● YOUR OBJECTIVE: Report all lines from the entries below in which "Failed" appears.

- - - - -

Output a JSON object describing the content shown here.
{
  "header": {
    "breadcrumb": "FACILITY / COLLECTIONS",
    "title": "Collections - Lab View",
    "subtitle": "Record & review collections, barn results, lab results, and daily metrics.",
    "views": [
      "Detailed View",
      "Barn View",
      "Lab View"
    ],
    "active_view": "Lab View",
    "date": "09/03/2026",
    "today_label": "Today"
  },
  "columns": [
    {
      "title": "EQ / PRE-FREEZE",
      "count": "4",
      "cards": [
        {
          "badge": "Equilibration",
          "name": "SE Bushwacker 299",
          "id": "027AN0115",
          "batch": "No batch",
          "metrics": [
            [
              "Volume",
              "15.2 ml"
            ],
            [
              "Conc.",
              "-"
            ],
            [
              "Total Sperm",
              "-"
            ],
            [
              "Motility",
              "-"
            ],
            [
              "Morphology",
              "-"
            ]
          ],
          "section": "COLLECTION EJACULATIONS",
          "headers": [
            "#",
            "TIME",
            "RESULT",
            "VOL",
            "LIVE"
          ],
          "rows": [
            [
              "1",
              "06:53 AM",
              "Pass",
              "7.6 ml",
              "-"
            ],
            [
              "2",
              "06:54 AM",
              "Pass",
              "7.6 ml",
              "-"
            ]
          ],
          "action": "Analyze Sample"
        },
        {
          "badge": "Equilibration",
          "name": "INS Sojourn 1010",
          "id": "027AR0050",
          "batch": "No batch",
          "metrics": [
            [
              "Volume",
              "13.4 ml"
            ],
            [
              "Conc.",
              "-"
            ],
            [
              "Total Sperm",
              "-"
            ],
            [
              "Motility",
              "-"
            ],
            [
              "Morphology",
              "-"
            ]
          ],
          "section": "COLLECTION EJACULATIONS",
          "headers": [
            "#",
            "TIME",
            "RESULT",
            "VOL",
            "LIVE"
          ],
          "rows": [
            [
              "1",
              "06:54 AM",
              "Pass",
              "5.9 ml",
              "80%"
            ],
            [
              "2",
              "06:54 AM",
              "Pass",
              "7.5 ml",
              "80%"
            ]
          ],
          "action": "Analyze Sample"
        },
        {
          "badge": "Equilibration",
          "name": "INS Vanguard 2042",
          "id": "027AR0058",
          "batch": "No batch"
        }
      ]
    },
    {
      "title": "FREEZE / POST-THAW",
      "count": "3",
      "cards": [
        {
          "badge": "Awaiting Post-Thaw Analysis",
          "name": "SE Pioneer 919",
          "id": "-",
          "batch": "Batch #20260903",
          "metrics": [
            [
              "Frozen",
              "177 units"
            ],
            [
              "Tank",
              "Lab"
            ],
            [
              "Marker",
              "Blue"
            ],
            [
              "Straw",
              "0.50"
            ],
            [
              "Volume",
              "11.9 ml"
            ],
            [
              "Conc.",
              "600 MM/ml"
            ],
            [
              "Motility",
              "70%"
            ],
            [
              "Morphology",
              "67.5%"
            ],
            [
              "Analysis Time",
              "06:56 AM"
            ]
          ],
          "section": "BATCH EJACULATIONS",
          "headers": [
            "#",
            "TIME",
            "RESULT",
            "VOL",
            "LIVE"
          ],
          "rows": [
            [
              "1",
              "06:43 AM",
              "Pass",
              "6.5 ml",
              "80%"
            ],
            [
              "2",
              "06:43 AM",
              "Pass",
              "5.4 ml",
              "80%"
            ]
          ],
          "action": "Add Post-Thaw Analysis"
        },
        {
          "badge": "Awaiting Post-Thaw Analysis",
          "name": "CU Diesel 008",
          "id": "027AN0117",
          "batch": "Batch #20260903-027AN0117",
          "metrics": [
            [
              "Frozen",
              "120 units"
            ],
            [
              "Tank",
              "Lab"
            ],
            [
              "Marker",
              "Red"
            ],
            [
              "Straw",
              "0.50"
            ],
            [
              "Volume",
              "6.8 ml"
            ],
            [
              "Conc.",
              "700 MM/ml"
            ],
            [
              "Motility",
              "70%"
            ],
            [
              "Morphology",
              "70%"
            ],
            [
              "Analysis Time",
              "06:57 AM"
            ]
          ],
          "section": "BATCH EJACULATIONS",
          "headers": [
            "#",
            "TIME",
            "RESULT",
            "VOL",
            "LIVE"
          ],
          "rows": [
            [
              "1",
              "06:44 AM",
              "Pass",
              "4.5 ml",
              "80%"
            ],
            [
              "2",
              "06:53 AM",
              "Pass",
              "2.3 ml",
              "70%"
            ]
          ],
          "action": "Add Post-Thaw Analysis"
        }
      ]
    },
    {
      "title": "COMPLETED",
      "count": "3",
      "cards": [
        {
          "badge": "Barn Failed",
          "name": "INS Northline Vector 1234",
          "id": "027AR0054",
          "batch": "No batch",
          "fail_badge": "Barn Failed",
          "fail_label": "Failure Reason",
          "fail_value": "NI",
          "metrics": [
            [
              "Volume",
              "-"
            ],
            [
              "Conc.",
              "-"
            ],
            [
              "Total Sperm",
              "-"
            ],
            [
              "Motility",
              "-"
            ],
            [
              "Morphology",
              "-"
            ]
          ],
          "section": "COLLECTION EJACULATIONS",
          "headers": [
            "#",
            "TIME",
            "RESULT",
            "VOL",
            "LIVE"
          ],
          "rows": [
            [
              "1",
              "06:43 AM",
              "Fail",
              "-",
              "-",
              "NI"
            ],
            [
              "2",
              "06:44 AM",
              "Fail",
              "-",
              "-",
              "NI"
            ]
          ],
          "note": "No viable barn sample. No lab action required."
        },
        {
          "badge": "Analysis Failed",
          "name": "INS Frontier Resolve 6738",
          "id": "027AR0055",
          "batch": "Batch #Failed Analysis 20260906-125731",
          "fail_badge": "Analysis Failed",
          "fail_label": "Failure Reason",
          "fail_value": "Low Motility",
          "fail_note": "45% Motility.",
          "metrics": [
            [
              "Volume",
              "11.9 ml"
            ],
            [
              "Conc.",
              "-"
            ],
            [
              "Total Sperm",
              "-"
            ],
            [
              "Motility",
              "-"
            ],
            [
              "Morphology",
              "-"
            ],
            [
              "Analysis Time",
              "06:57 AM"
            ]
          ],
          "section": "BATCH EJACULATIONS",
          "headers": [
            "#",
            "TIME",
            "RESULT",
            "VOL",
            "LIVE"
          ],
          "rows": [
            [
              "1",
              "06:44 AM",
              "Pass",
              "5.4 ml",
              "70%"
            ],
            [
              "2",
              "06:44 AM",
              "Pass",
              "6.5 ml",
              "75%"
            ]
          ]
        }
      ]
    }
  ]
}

- - - - -

● SOLUTION TO THE PROBLEM:
          "badge": "Barn Failed",
          "fail_badge": "Barn Failed",
          "badge": "Analysis Failed",
          "batch": "Batch #Failed Analysis 20260906-125731",
          "fail_badge": "Analysis Failed",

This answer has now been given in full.